■ INSTRUCTIONS TO FOLLOW:
All lines in which the word "topics" occurs are to be extracted.

Data items
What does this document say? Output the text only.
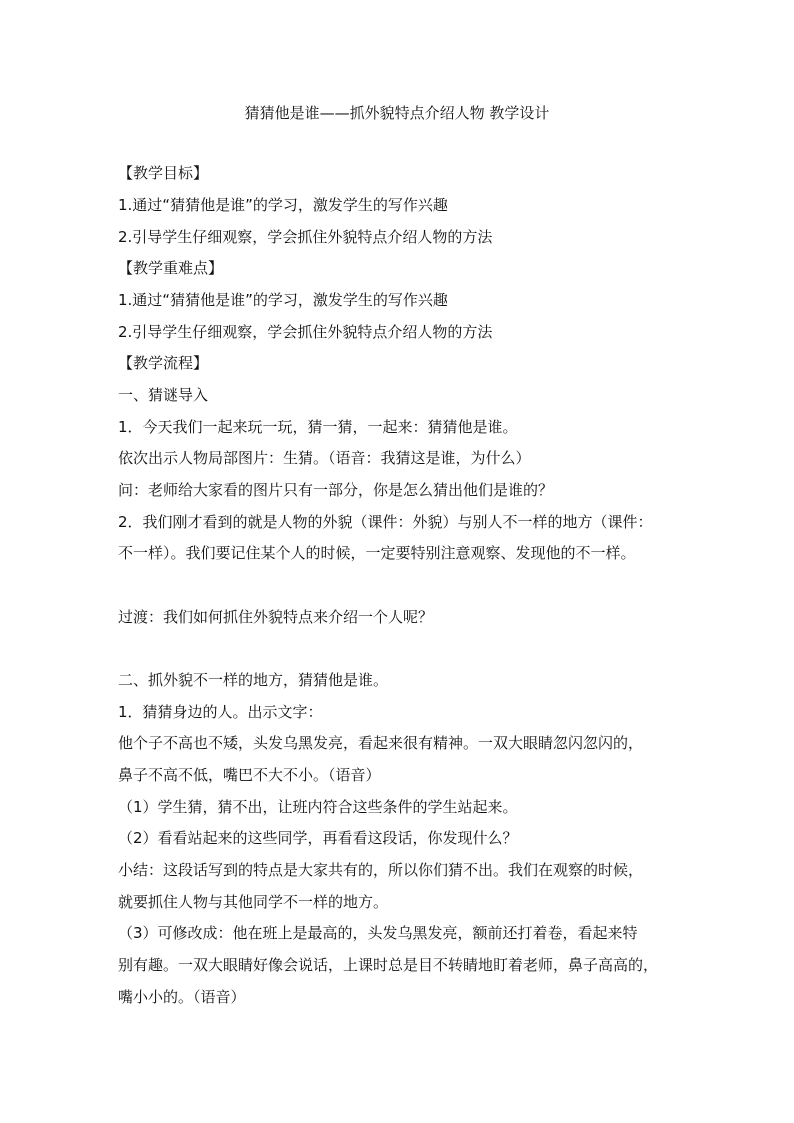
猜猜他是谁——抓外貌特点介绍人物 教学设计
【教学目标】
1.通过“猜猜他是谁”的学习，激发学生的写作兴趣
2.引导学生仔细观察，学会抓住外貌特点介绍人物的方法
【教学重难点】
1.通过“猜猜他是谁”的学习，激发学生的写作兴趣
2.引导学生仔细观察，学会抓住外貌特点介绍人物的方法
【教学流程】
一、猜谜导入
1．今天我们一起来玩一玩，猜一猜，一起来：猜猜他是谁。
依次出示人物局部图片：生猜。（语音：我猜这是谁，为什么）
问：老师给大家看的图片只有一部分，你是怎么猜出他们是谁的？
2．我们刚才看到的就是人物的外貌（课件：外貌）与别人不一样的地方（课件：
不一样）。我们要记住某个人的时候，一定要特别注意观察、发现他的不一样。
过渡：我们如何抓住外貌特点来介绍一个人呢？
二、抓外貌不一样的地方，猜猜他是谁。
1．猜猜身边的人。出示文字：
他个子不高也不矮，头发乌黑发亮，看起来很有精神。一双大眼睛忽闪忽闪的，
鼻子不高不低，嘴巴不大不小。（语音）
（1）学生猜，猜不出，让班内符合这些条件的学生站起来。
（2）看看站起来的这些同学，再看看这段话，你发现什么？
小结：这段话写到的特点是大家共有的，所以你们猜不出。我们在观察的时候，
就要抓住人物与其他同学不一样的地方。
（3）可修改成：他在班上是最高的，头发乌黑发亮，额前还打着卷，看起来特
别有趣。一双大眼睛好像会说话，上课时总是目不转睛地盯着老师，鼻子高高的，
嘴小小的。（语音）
--
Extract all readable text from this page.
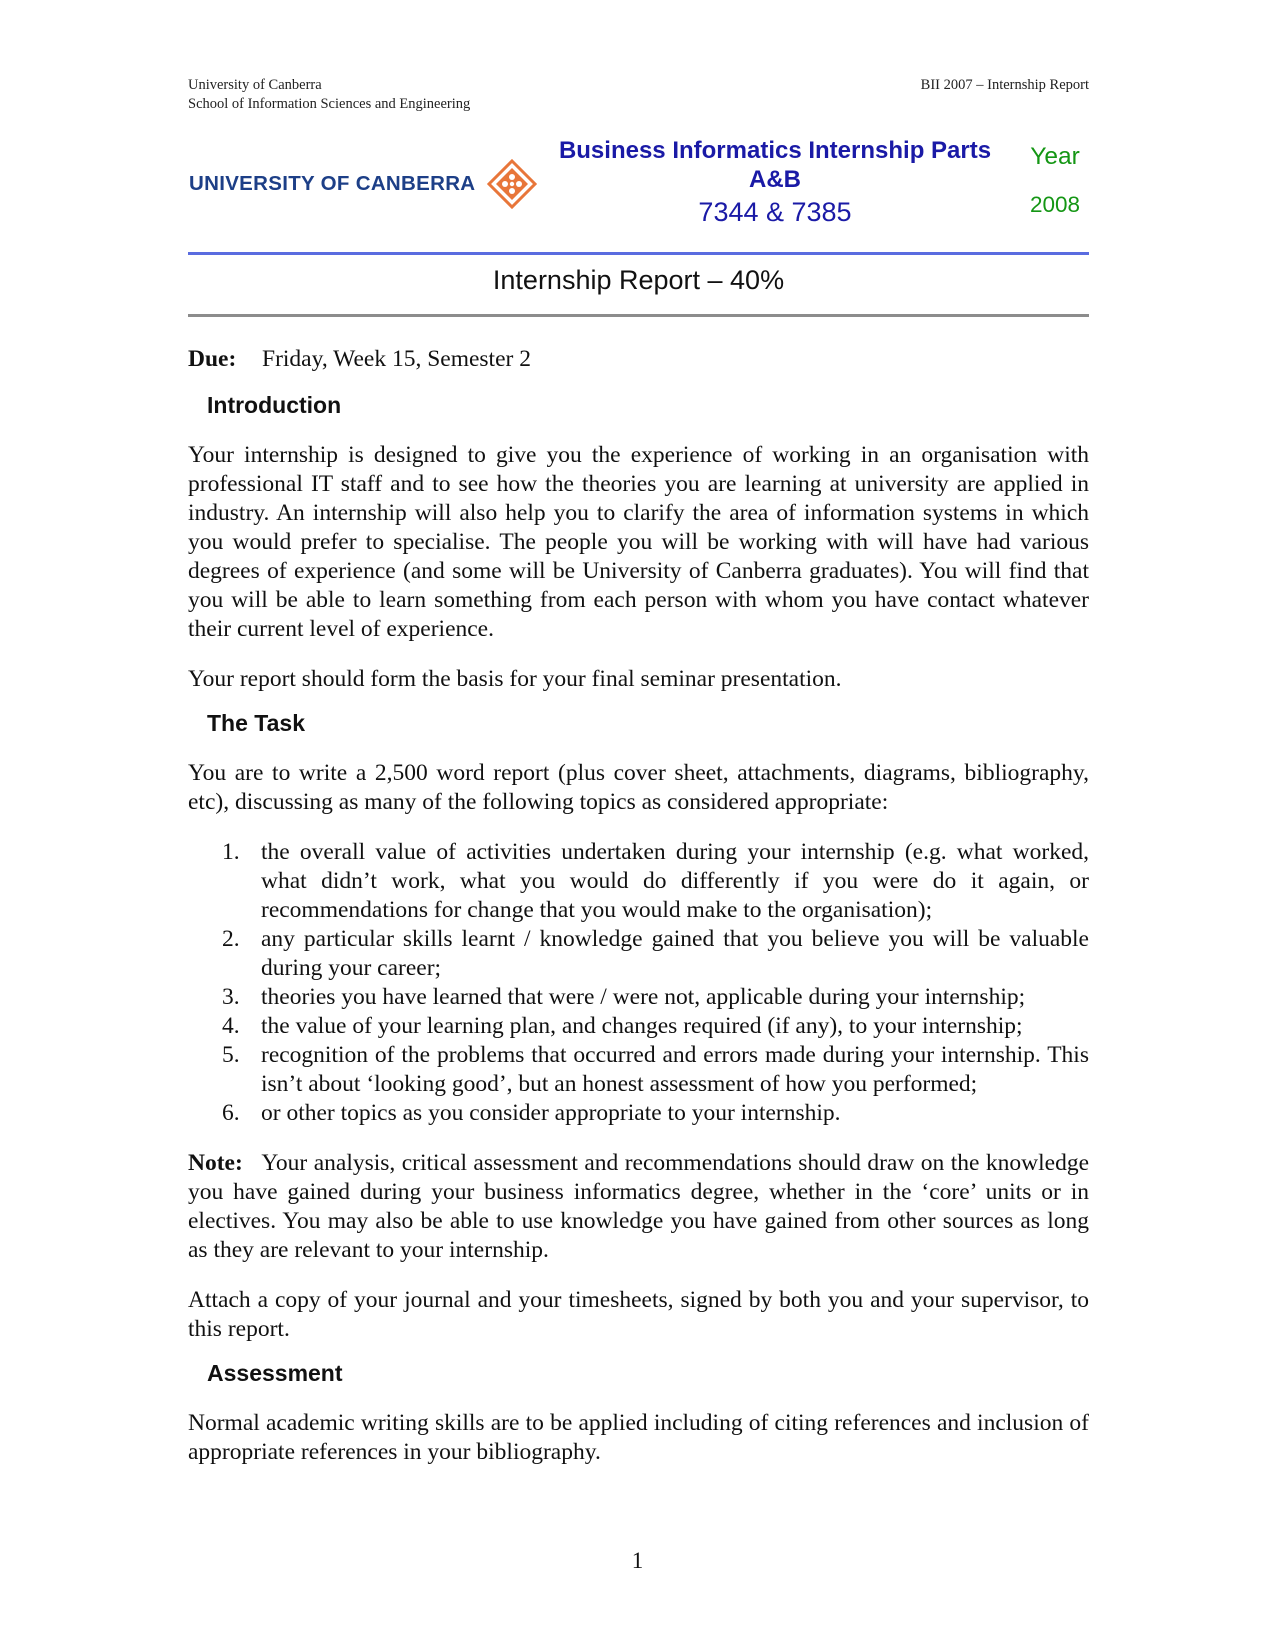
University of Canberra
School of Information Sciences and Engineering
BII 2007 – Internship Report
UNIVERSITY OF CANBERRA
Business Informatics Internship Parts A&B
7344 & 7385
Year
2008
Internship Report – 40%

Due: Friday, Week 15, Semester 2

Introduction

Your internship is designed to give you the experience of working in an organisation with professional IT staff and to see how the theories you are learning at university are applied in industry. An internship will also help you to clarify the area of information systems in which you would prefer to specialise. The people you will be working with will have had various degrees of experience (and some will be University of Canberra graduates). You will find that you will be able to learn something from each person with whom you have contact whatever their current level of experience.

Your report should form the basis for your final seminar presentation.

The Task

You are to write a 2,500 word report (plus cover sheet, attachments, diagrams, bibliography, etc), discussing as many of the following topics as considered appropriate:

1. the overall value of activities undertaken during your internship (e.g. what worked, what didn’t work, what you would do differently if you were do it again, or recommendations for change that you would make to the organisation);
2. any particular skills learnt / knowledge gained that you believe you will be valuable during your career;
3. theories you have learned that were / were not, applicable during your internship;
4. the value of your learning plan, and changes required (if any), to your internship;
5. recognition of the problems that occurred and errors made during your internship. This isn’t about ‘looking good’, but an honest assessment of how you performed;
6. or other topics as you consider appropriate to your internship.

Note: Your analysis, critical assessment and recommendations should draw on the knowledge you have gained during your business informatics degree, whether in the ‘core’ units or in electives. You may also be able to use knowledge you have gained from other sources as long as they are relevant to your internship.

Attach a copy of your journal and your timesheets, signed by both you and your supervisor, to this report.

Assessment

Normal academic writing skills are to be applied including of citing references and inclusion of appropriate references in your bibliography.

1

■ ANSWER TO THE EXERCISE:
You are to write a 2,500 word report (plus cover sheet, attachments, diagrams, bibliography, etc), discussing as many of the following topics as considered appropriate:
6. or other topics as you consider appropriate to your internship.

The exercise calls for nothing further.